Lines containing the string "gapning" are to be counted; report the total by itself.

Records
☆ ☆ ☆
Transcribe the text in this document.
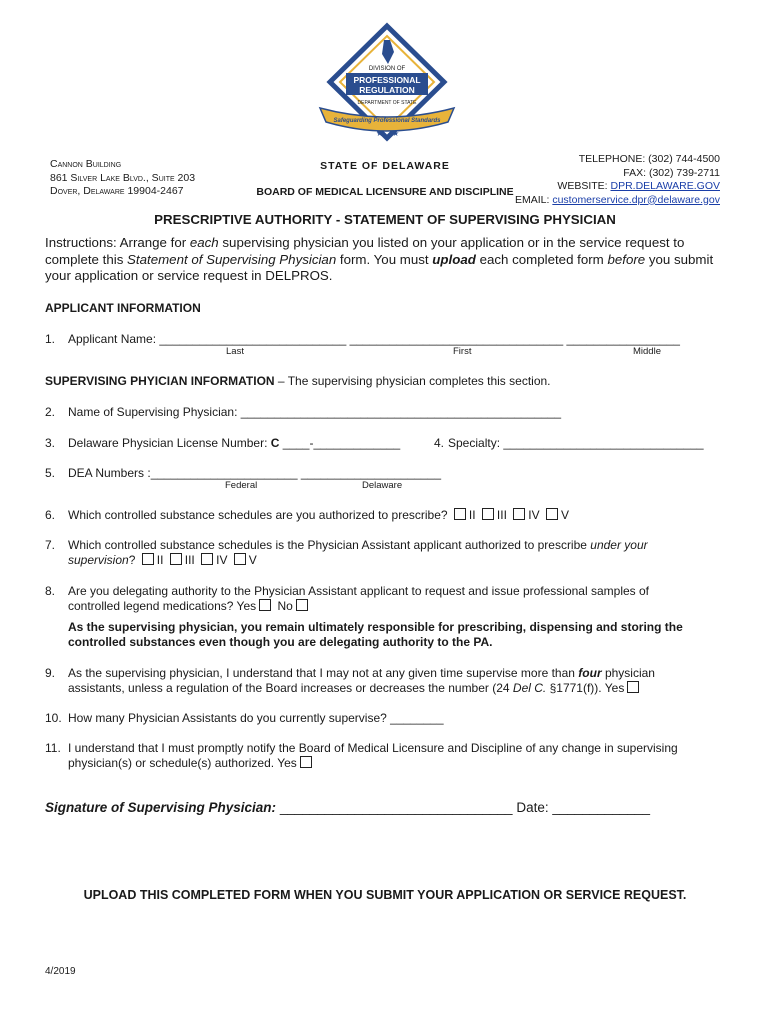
DIVISION OF
PROFESSIONAL
REGULATION
DEPARTMENT OF STATE
Safeguarding Professional Standards
★ ★
Cannon Building
861 Silver Lake Blvd., Suite 203
Dover, Delaware 19904-2467
STATE OF DELAWARE
BOARD OF MEDICAL LICENSURE AND DISCIPLINE
TELEPHONE: (302) 744-4500
FAX: (302) 739-2711
WEBSITE: DPR.DELAWARE.GOV
EMAIL: customerservice.dpr@delaware.gov
PRESCRIPTIVE AUTHORITY - STATEMENT OF SUPERVISING PHYSICIAN
Instructions: Arrange for each supervising physician you listed on your application or in the service request to complete this Statement of Supervising Physician form. You must upload each completed form before you submit your application or service request in DELPROS.
APPLICANT INFORMATION
1. Applicant Name: ____________________________ ________________________________ _________________
Last	First	Middle
SUPERVISING PHYICIAN INFORMATION – The supervising physician completes this section.
2. Name of Supervising Physician: ________________________________________________
3. Delaware Physician License Number: C ____-_____________	4. Specialty: ______________________________
5. DEA Numbers :______________________ _____________________
Federal	Delaware
6. Which controlled substance schedules are you authorized to prescribe? II III IV V
7. Which controlled substance schedules is the Physician Assistant applicant authorized to prescribe under your
supervision? II III IV V
8. Are you delegating authority to the Physician Assistant applicant to request and issue professional samples of
controlled legend medications? Yes No
As the supervising physician, you remain ultimately responsible for prescribing, dispensing and storing the
controlled substances even though you are delegating authority to the PA.
9. As the supervising physician, I understand that I may not at any given time supervise more than four physician
assistants, unless a regulation of the Board increases or decreases the number (24 Del C. §1771(f)). Yes
10. How many Physician Assistants do you currently supervise? ________
11. I understand that I must promptly notify the Board of Medical Licensure and Discipline of any change in supervising
physician(s) or schedule(s) authorized. Yes
Signature of Supervising Physician: _______________________________ Date: _____________
UPLOAD THIS COMPLETED FORM WHEN YOU SUBMIT YOUR APPLICATION OR SERVICE REQUEST.
4/2019
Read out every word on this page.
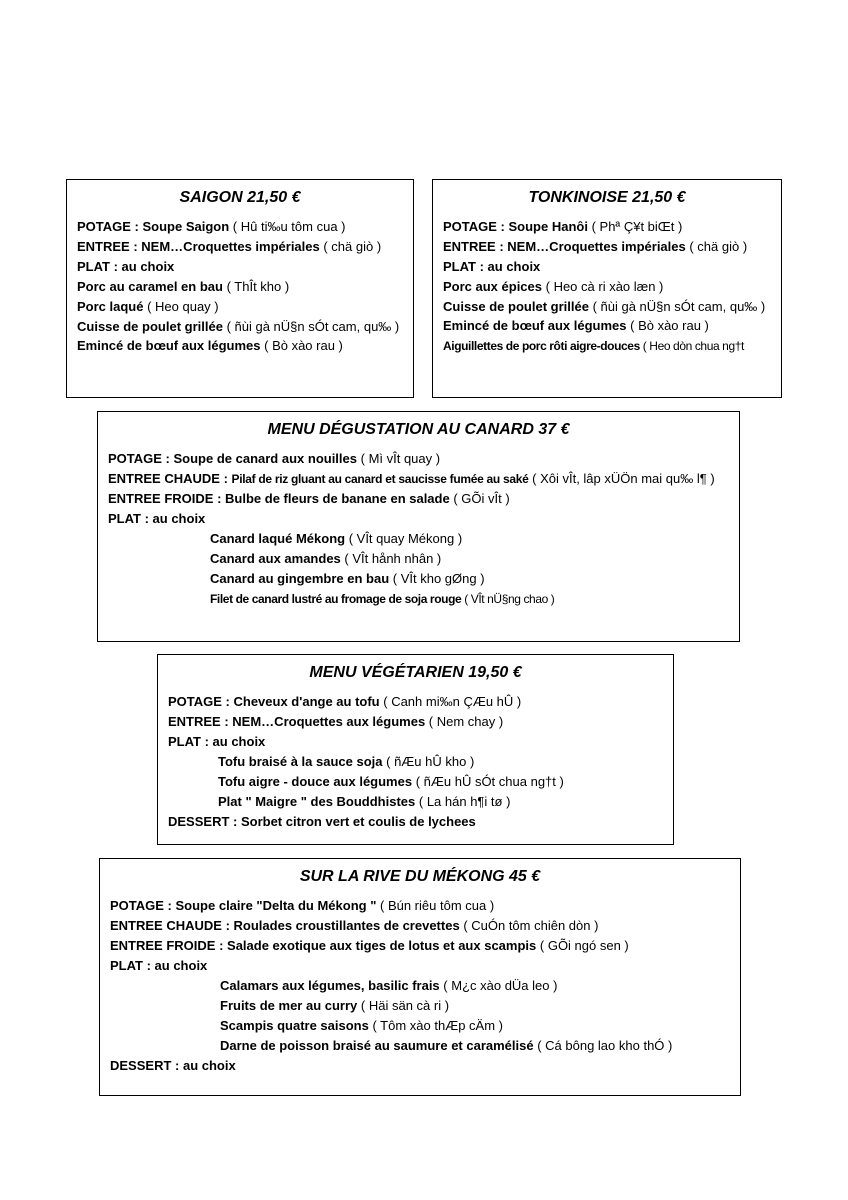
SAIGON 21,50 €
POTAGE : Soupe Saigon ( Hû ti‰u tôm cua )
ENTREE : NEM…Croquettes impériales ( chä giò )
PLAT : au choix
Porc au caramel en bau ( ThÎt kho )
Porc laqué ( Heo quay )
Cuisse de poulet grillée ( ñùi gà nÜ§n sÓt cam, qu‰ )
Emincé de bœuf aux légumes ( Bò xào rau )
TONKINOISE 21,50 €
POTAGE : Soupe Hanôi ( Phª Ç¥t biŒt )
ENTREE : NEM…Croquettes impériales ( chä giò )
PLAT : au choix
Porc aux épices ( Heo cà ri xào læn )
Cuisse de poulet grillée ( ñùi gà nÜ§n sÓt cam, qu‰ )
Emincé de bœuf aux légumes ( Bò xào rau )
Aiguillettes de porc rôti aigre-douces ( Heo dòn chua ng†t
MENU DÉGUSTATION AU CANARD 37 €
POTAGE : Soupe de canard aux nouilles ( Mì vÎt quay )
ENTREE CHAUDE : Pilaf de riz gluant au canard et saucisse fumée au saké ( Xôi vÎt, lâp xÜÖn mai qu‰ l¶ )
ENTREE FROIDE : Bulbe de fleurs de banane en salade ( GÕi vÎt )
PLAT : au choix
Canard laqué Mékong ( VÎt quay Mékong )
Canard aux amandes ( VÎt hånh nhân )
Canard au gingembre en bau ( VÎt kho gØng )
Filet de canard lustré au fromage de soja rouge ( VÎt nÜ§ng chao )
MENU VÉGÉTARIEN 19,50 €
POTAGE : Cheveux d'ange au tofu ( Canh mi‰n ÇÆu hÛ )
ENTREE : NEM…Croquettes aux légumes ( Nem chay )
PLAT : au choix
Tofu braisé à la sauce soja ( ñÆu hÛ kho )
Tofu aigre - douce aux légumes ( ñÆu hÛ sÓt chua ng†t )
Plat " Maigre " des Bouddhistes ( La hán h¶i tø )
DESSERT : Sorbet citron vert et coulis de lychees
SUR LA RIVE DU MÉKONG 45 €
POTAGE : Soupe claire "Delta du Mékong " ( Bún riêu tôm cua )
ENTREE CHAUDE : Roulades croustillantes de crevettes ( CuÓn tôm chiên dòn )
ENTREE FROIDE : Salade exotique aux tiges de lotus et aux scampis ( GÕi ngó sen )
PLAT : au choix
Calamars aux légumes, basilic frais ( M¿c xào dÜa leo )
Fruits de mer au curry ( Häi sän cà ri )
Scampis quatre saisons ( Tôm xào thÆp cÄm )
Darne de poisson braisé au saumure et caramélisé ( Cá bông lao kho thÓ )
DESSERT : au choix
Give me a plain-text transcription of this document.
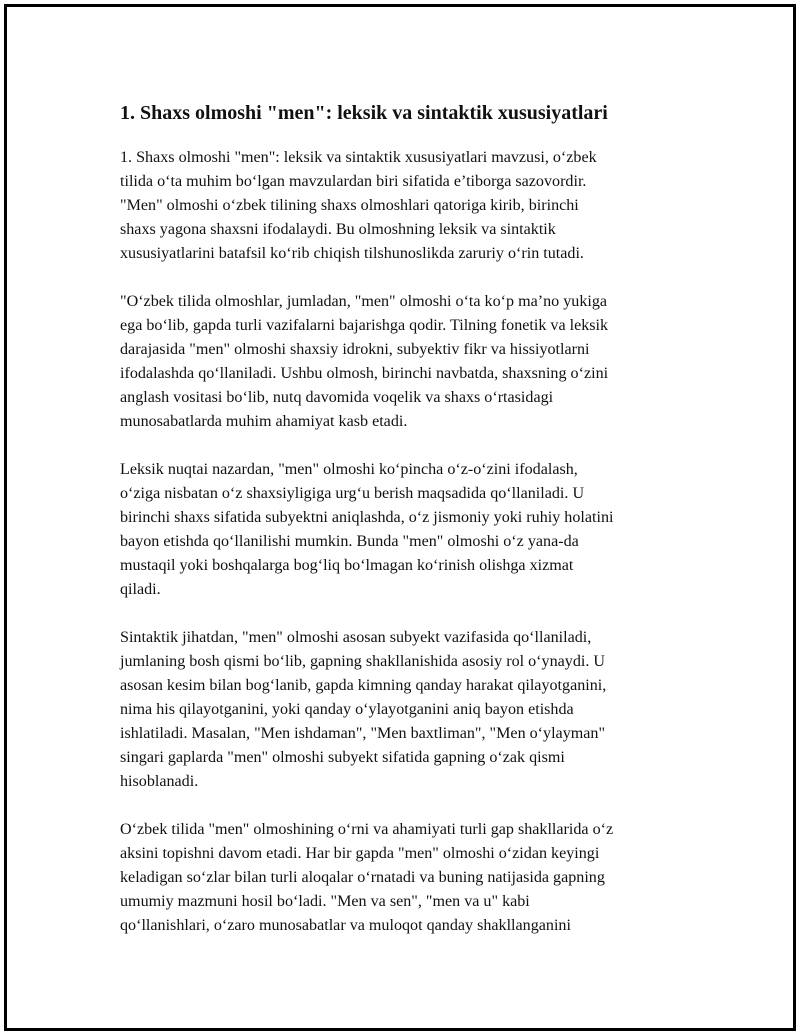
1. Shaxs olmoshi "men": leksik va sintaktik xususiyatlari

1. Shaxs olmoshi "men": leksik va sintaktik xususiyatlari mavzusi, o‘zbek
tilida o‘ta muhim bo‘lgan mavzulardan biri sifatida e’tiborga sazovordir.
"Men" olmoshi o‘zbek tilining shaxs olmoshlari qatoriga kirib, birinchi
shaxs yagona shaxsni ifodalaydi. Bu olmoshning leksik va sintaktik
xususiyatlarini batafsil ko‘rib chiqish tilshunoslikda zaruriy o‘rin tutadi.

"O‘zbek tilida olmoshlar, jumladan, "men" olmoshi o‘ta ko‘p ma’no yukiga
ega bo‘lib, gapda turli vazifalarni bajarishga qodir. Tilning fonetik va leksik
darajasida "men" olmoshi shaxsiy idrokni, subyektiv fikr va hissiyotlarni
ifodalashda qo‘llaniladi. Ushbu olmosh, birinchi navbatda, shaxsning o‘zini
anglash vositasi bo‘lib, nutq davomida voqelik va shaxs o‘rtasidagi
munosabatlarda muhim ahamiyat kasb etadi.

Leksik nuqtai nazardan, "men" olmoshi ko‘pincha o‘z-o‘zini ifodalash,
o‘ziga nisbatan o‘z shaxsiyligiga urg‘u berish maqsadida qo‘llaniladi. U
birinchi shaxs sifatida subyektni aniqlashda, o‘z jismoniy yoki ruhiy holatini
bayon etishda qo‘llanilishi mumkin. Bunda "men" olmoshi o‘z yana-da
mustaqil yoki boshqalarga bog‘liq bo‘lmagan ko‘rinish olishga xizmat
qiladi.

Sintaktik jihatdan, "men" olmoshi asosan subyekt vazifasida qo‘llaniladi,
jumlaning bosh qismi bo‘lib, gapning shakllanishida asosiy rol o‘ynaydi. U
asosan kesim bilan bog‘lanib, gapda kimning qanday harakat qilayotganini,
nima his qilayotganini, yoki qanday o‘ylayotganini aniq bayon etishda
ishlatiladi. Masalan, "Men ishdaman", "Men baxtliman", "Men o‘ylayman"
singari gaplarda "men" olmoshi subyekt sifatida gapning o‘zak qismi
hisoblanadi.

O‘zbek tilida "men" olmoshining o‘rni va ahamiyati turli gap shakllarida o‘z
aksini topishni davom etadi. Har bir gapda "men" olmoshi o‘zidan keyingi
keladigan so‘zlar bilan turli aloqalar o‘rnatadi va buning natijasida gapning
umumiy mazmuni hosil bo‘ladi. "Men va sen", "men va u" kabi
qo‘llanishlari, o‘zaro munosabatlar va muloqot qanday shakllanganini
☆ ☆ ☆
* _RESULT FOR THIS EXERCISE_
3